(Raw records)
·····

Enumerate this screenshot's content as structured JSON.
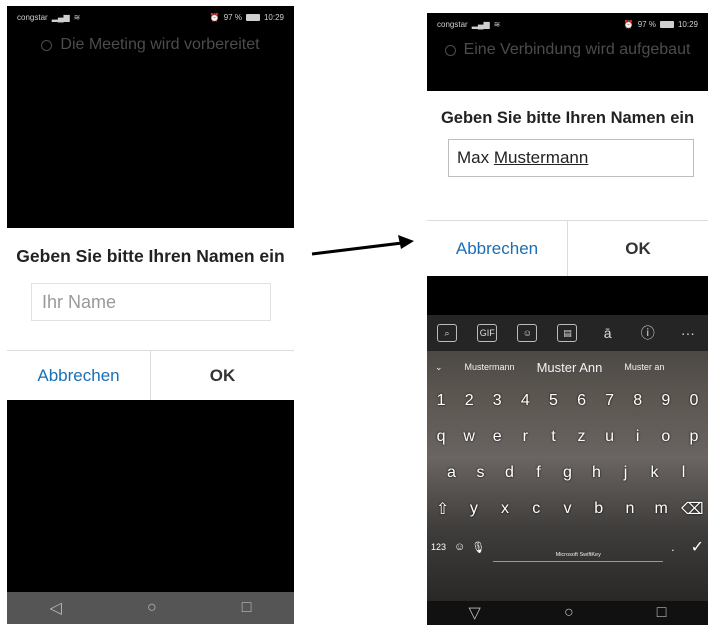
{
  "left": {
    "status": {
      "carrier": "congstar",
      "battery_pct": "97 %",
      "time": "10:29"
    },
    "connecting_text": "Die Meeting wird vorbereitet",
    "dialog": {
      "title": "Geben Sie bitte Ihren Namen ein",
      "input_placeholder": "Ihr Name",
      "input_value": "",
      "cancel": "Abbrechen",
      "ok": "OK"
    },
    "nav": {
      "back": "◁",
      "home": "○",
      "recent": "□"
    }
  },
  "right": {
    "status": {
      "carrier": "congstar",
      "battery_pct": "97 %",
      "time": "10:29"
    },
    "connecting_text": "Eine Verbindung wird aufgebaut",
    "dialog": {
      "title": "Geben Sie bitte Ihren Namen ein",
      "input_first": "Max ",
      "input_last": "Mustermann",
      "cancel": "Abbrechen",
      "ok": "OK"
    },
    "keyboard": {
      "toolbar": [
        "⌕",
        "GIF",
        "☺",
        "▤",
        "ā",
        "ⓘ",
        "···"
      ],
      "suggestions": [
        "Mustermann",
        "Muster Ann",
        "Muster an"
      ],
      "row_numbers": [
        "1",
        "2",
        "3",
        "4",
        "5",
        "6",
        "7",
        "8",
        "9",
        "0"
      ],
      "row_q": [
        "q",
        "w",
        "e",
        "r",
        "t",
        "z",
        "u",
        "i",
        "o",
        "p"
      ],
      "row_a": [
        "a",
        "s",
        "d",
        "f",
        "g",
        "h",
        "j",
        "k",
        "l"
      ],
      "row_y": [
        "⇧",
        "y",
        "x",
        "c",
        "v",
        "b",
        "n",
        "m",
        "⌫"
      ],
      "symbols_key": "123",
      "emoji_key": "☺",
      "space_label": "Microsoft SwiftKey",
      "period_key": ".",
      "enter_key": "✓"
    },
    "nav": {
      "back": "▽",
      "home": "○",
      "recent": "□"
    }
  },
  "colors": {
    "link_blue": "#1a6fb5",
    "dialog_bg": "#ffffff",
    "screen_bg": "#000000"
  }
}
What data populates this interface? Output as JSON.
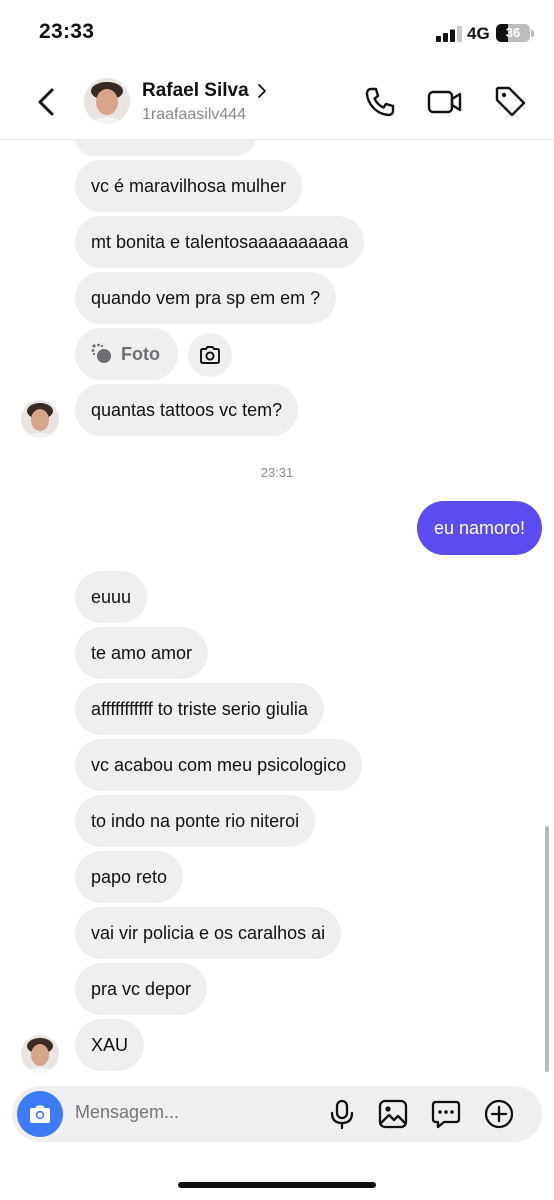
{
  "status_bar": {
    "time": "23:33",
    "network": "4G",
    "battery": "36",
    "battery_level": 0.36
  },
  "header": {
    "contact_name": "Rafael Silva",
    "username": "1raafaasilv444",
    "icons": [
      "back-icon",
      "phone-icon",
      "video-icon",
      "tag-icon"
    ]
  },
  "messages_before": [
    "vc é maravilhosa mulher",
    "mt bonita e talentosaaaaaaaaaa",
    "quando vem pra sp em em ?"
  ],
  "photo_pill": {
    "label": "Foto",
    "icon": "loading-icon"
  },
  "last_before_time": "quantas tattoos vc tem?",
  "timestamp": "23:31",
  "outgoing": "eu namoro!",
  "messages_after": [
    "euuu",
    "te amo amor",
    "afffffffffff to triste serio giulia",
    "vc acabou com meu psicologico",
    "to indo na ponte rio niteroi",
    "papo reto",
    "vai vir policia e os caralhos ai",
    "pra vc depor",
    "XAU"
  ],
  "composer": {
    "placeholder": "Mensagem...",
    "icons": [
      "camera-icon",
      "microphone-icon",
      "gallery-icon",
      "sticker-icon",
      "plus-icon"
    ]
  },
  "colors": {
    "outgoing_bubble": "#5b4cf0",
    "incoming_bubble": "#efeff1",
    "camera_button": "#3d7bf6"
  }
}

·····

# Instructions for the task:
Take the entries shown above and quote them verbatim, passing over the pictures.

# Solution for this exercise:
Enumerate this screenshot's content as structured JSON.
{
  "left": {
    "status": {
      "carrier": "congstar",
      "battery_pct": "97 %",
      "time": "10:29"
    },
    "connecting_text": "Die Meeting wird vorbereitet",
    "dialog": {
      "title": "Geben Sie bitte Ihren Namen ein",
      "input_placeholder": "Ihr Name",
      "input_value": "",
      "cancel": "Abbrechen",
      "ok": "OK"
    },
    "nav": {
      "back": "◁",
      "home": "○",
      "recent": "□"
    }
  },
  "right": {
    "status": {
      "carrier": "congstar",
      "battery_pct": "97 %",
      "time": "10:29"
    },
    "connecting_text": "Eine Verbindung wird aufgebaut",
    "dialog": {
      "title": "Geben Sie bitte Ihren Namen ein",
      "input_first": "Max ",
      "input_last": "Mustermann",
      "cancel": "Abbrechen",
      "ok": "OK"
    },
    "keyboard": {
      "toolbar": [
        "⌕",
        "GIF",
        "☺",
        "▤",
        "ā",
        "ⓘ",
        "···"
      ],
      "suggestions": [
        "Mustermann",
        "Muster Ann",
        "Muster an"
      ],
      "row_numbers": [
        "1",
        "2",
        "3",
        "4",
        "5",
        "6",
        "7",
        "8",
        "9",
        "0"
      ],
      "row_q": [
        "q",
        "w",
        "e",
        "r",
        "t",
        "z",
        "u",
        "i",
        "o",
        "p"
      ],
      "row_a": [
        "a",
        "s",
        "d",
        "f",
        "g",
        "h",
        "j",
        "k",
        "l"
      ],
      "row_y": [
        "⇧",
        "y",
        "x",
        "c",
        "v",
        "b",
        "n",
        "m",
        "⌫"
      ],
      "symbols_key": "123",
      "emoji_key": "☺",
      "space_label": "Microsoft SwiftKey",
      "period_key": ".",
      "enter_key": "✓"
    },
    "nav": {
      "back": "▽",
      "home": "○",
      "recent": "□"
    }
  },
  "colors": {
    "link_blue": "#1a6fb5",
    "dialog_bg": "#ffffff",
    "screen_bg": "#000000"
  }
}
What data populates this interface? Output as JSON.
{
  "status_bar": {
    "time": "23:33",
    "network": "4G",
    "battery": "36",
    "battery_level": 0.36
  },
  "header": {
    "contact_name": "Rafael Silva",
    "username": "1raafaasilv444",
    "icons": [
      "back-icon",
      "phone-icon",
      "video-icon",
      "tag-icon"
    ]
  },
  "messages_before": [
    "vc é maravilhosa mulher",
    "mt bonita e talentosaaaaaaaaaa",
    "quando vem pra sp em em ?"
  ],
  "photo_pill": {
    "label": "Foto",
    "icon": "loading-icon"
  },
  "last_before_time": "quantas tattoos vc tem?",
  "timestamp": "23:31",
  "outgoing": "eu namoro!",
  "messages_after": [
    "euuu",
    "te amo amor",
    "afffffffffff to triste serio giulia",
    "vc acabou com meu psicologico",
    "to indo na ponte rio niteroi",
    "papo reto",
    "vai vir policia e os caralhos ai",
    "pra vc depor",
    "XAU"
  ],
  "composer": {
    "placeholder": "Mensagem...",
    "icons": [
      "camera-icon",
      "microphone-icon",
      "gallery-icon",
      "sticker-icon",
      "plus-icon"
    ]
  },
  "colors": {
    "outgoing_bubble": "#5b4cf0",
    "incoming_bubble": "#efeff1",
    "camera_button": "#3d7bf6"
  }
}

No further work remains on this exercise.